Extract each line holding the word "Фрезеровка" from the entries.

--- START Given records ---

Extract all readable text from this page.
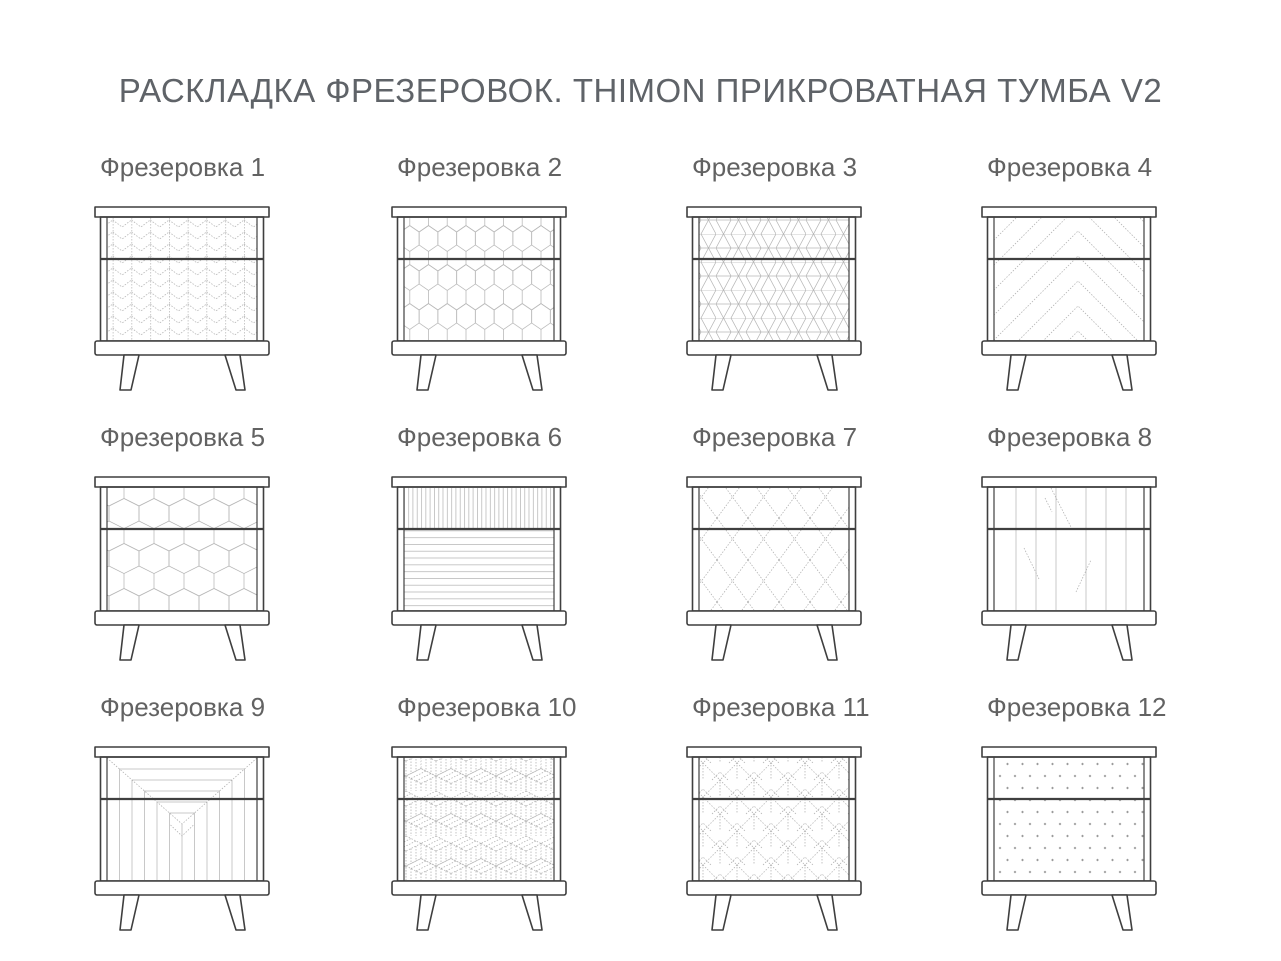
РАСКЛАДКА ФРЕЗЕРОВОК. THIMON ПРИКРОВАТНАЯ ТУМБА V2
Фрезеровка 1	Фрезеровка 2	Фрезеровка 3	Фрезеровка 4
Фрезеровка 5	Фрезеровка 6	Фрезеровка 7	Фрезеровка 8
Фрезеровка 9	Фрезеровка 10	Фрезеровка 11	Фрезеровка 12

--- END Given records ---

**Exercise response**
Фрезеровка 1	Фрезеровка 2	Фрезеровка 3	Фрезеровка 4
Фрезеровка 5	Фрезеровка 6	Фрезеровка 7	Фрезеровка 8
Фрезеровка 9	Фрезеровка 10	Фрезеровка 11	Фрезеровка 12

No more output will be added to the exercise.